Do this
Copy the lines below as they are; omit the images they contain.

____________

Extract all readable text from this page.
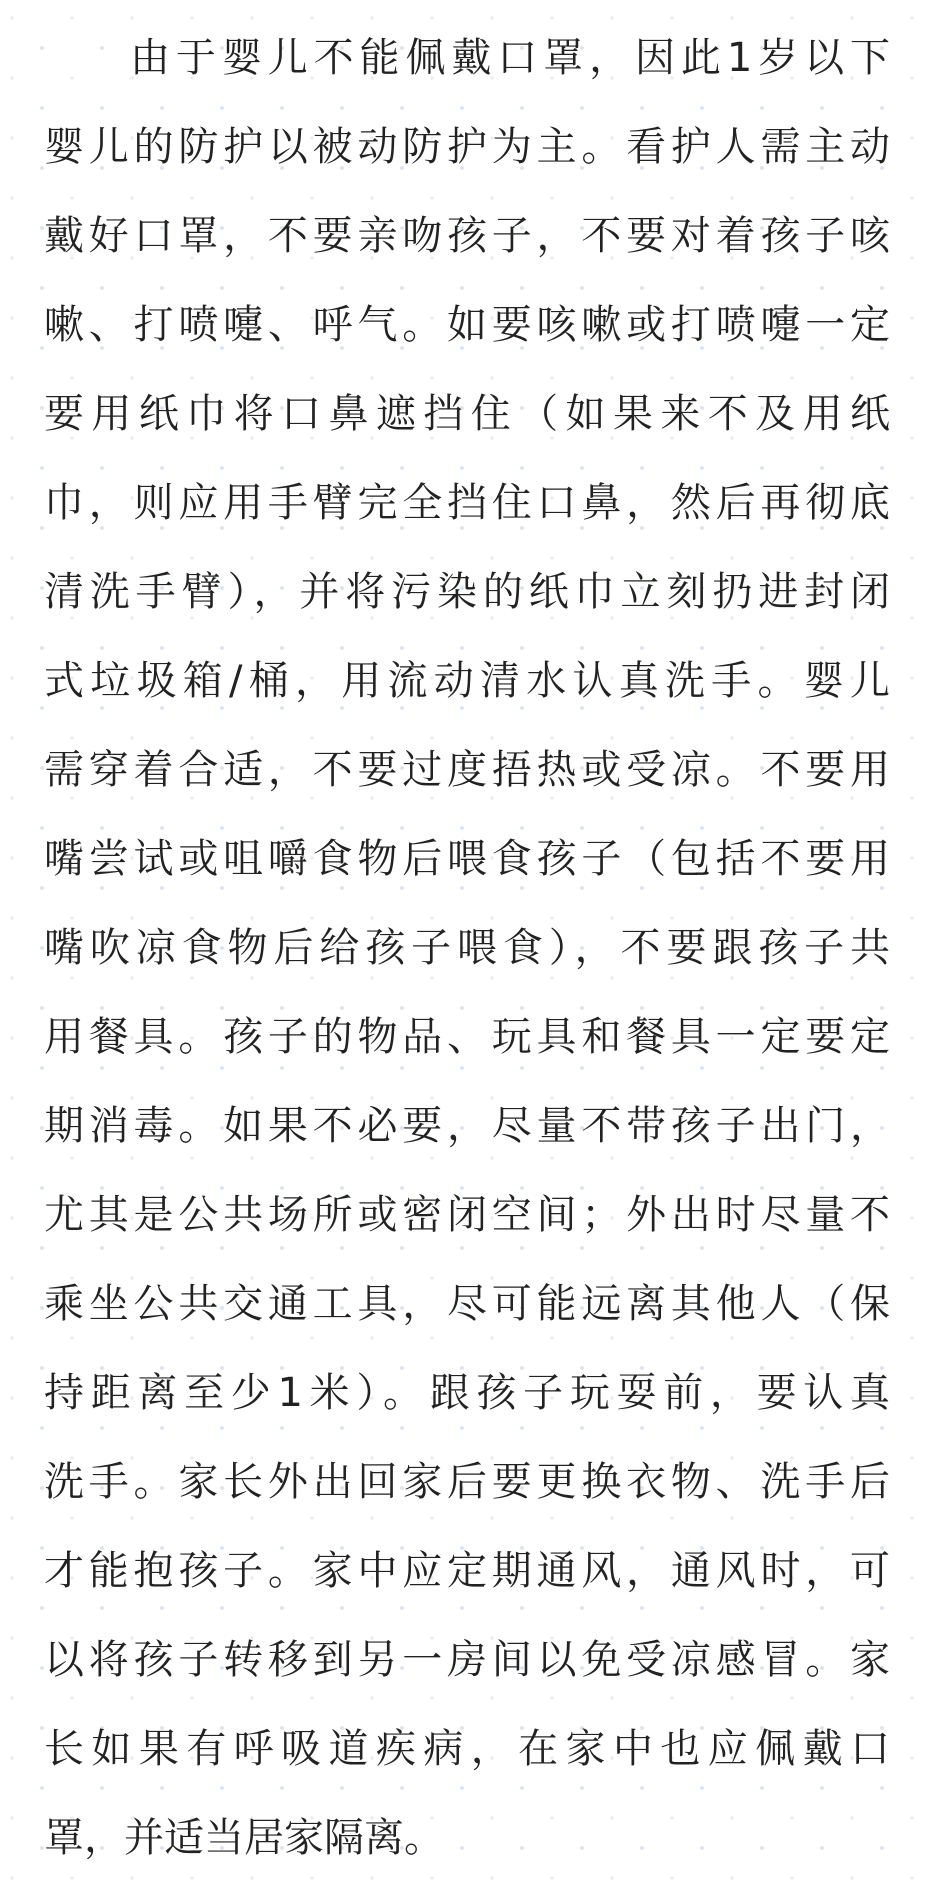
由于婴儿不能佩戴口罩，因此1岁以下
婴儿的防护以被动防护为主。看护人需主动
戴好口罩，不要亲吻孩子，不要对着孩子咳
嗽、打喷嚏、呼气。如要咳嗽或打喷嚏一定
要用纸巾将口鼻遮挡住（如果来不及用纸
巾，则应用手臂完全挡住口鼻，然后再彻底
清洗手臂），并将污染的纸巾立刻扔进封闭
式垃圾箱/桶，用流动清水认真洗手。婴儿
需穿着合适，不要过度捂热或受凉。不要用
嘴尝试或咀嚼食物后喂食孩子（包括不要用
嘴吹凉食物后给孩子喂食），不要跟孩子共
用餐具。孩子的物品、玩具和餐具一定要定
期消毒。如果不必要，尽量不带孩子出门，
尤其是公共场所或密闭空间；外出时尽量不
乘坐公共交通工具，尽可能远离其他人（保
持距离至少1米）。跟孩子玩耍前，要认真
洗手。家长外出回家后要更换衣物、洗手后
才能抱孩子。家中应定期通风，通风时，可
以将孩子转移到另一房间以免受凉感冒。家
长如果有呼吸道疾病，在家中也应佩戴口
罩，并适当居家隔离。
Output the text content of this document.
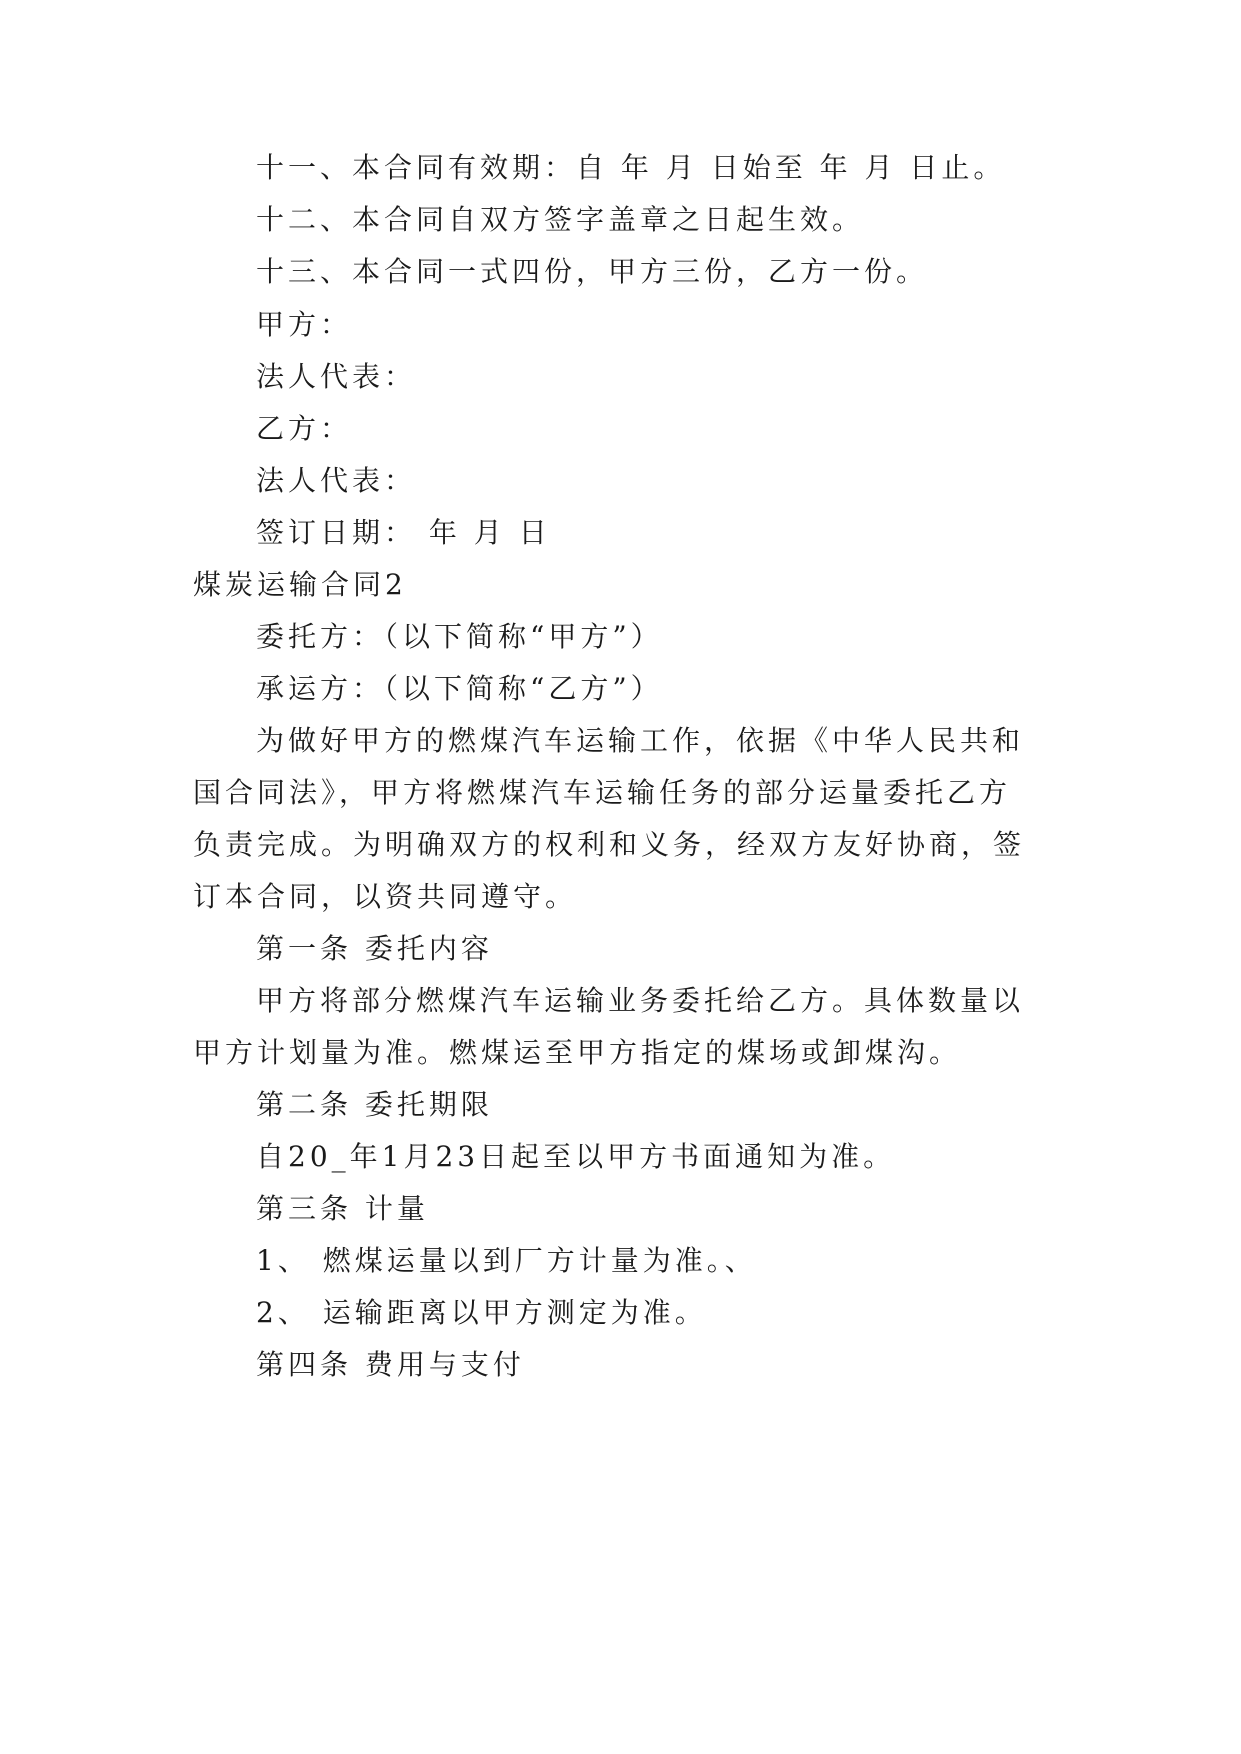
十一、本合同有效期：自 年 月 日始至 年 月 日止。
十二、本合同自双方签字盖章之日起生效。
十三、本合同一式四份，甲方三份，乙方一份。
甲方：
法人代表：
乙方：
法人代表：
签订日期： 年 月 日
煤炭运输合同2
委托方：（以下简称“甲方”）
承运方：（以下简称“乙方”）
为做好甲方的燃煤汽车运输工作，依据《中华人民共和
国合同法》，甲方将燃煤汽车运输任务的部分运量委托乙方
负责完成。为明确双方的权利和义务，经双方友好协商，签
订本合同，以资共同遵守。
第一条 委托内容
甲方将部分燃煤汽车运输业务委托给乙方。具体数量以
甲方计划量为准。燃煤运至甲方指定的煤场或卸煤沟。
第二条 委托期限
自20_年1月23日起至以甲方书面通知为准。
第三条 计量
1、 燃煤运量以到厂方计量为准。、
2、 运输距离以甲方测定为准。
第四条 费用与支付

____________

Expected output
Extract all readable text from this page.
由于婴儿不能佩戴口罩，因此1岁以下
婴儿的防护以被动防护为主。看护人需主动
戴好口罩，不要亲吻孩子，不要对着孩子咳
嗽、打喷嚏、呼气。如要咳嗽或打喷嚏一定
要用纸巾将口鼻遮挡住（如果来不及用纸
巾，则应用手臂完全挡住口鼻，然后再彻底
清洗手臂），并将污染的纸巾立刻扔进封闭
式垃圾箱/桶，用流动清水认真洗手。婴儿
需穿着合适，不要过度捂热或受凉。不要用
嘴尝试或咀嚼食物后喂食孩子（包括不要用
嘴吹凉食物后给孩子喂食），不要跟孩子共
用餐具。孩子的物品、玩具和餐具一定要定
期消毒。如果不必要，尽量不带孩子出门，
尤其是公共场所或密闭空间；外出时尽量不
乘坐公共交通工具，尽可能远离其他人（保
持距离至少1米）。跟孩子玩耍前，要认真
洗手。家长外出回家后要更换衣物、洗手后
才能抱孩子。家中应定期通风，通风时，可
以将孩子转移到另一房间以免受凉感冒。家
长如果有呼吸道疾病，在家中也应佩戴口
罩，并适当居家隔离。
Output the text content of this document.
十一、本合同有效期：自 年 月 日始至 年 月 日止。
十二、本合同自双方签字盖章之日起生效。
十三、本合同一式四份，甲方三份，乙方一份。
甲方：
法人代表：
乙方：
法人代表：
签订日期： 年 月 日
煤炭运输合同2
委托方：（以下简称“甲方”）
承运方：（以下简称“乙方”）
为做好甲方的燃煤汽车运输工作，依据《中华人民共和
国合同法》，甲方将燃煤汽车运输任务的部分运量委托乙方
负责完成。为明确双方的权利和义务，经双方友好协商，签
订本合同，以资共同遵守。
第一条 委托内容
甲方将部分燃煤汽车运输业务委托给乙方。具体数量以
甲方计划量为准。燃煤运至甲方指定的煤场或卸煤沟。
第二条 委托期限
自20_年1月23日起至以甲方书面通知为准。
第三条 计量
1、 燃煤运量以到厂方计量为准。、
2、 运输距离以甲方测定为准。
第四条 费用与支付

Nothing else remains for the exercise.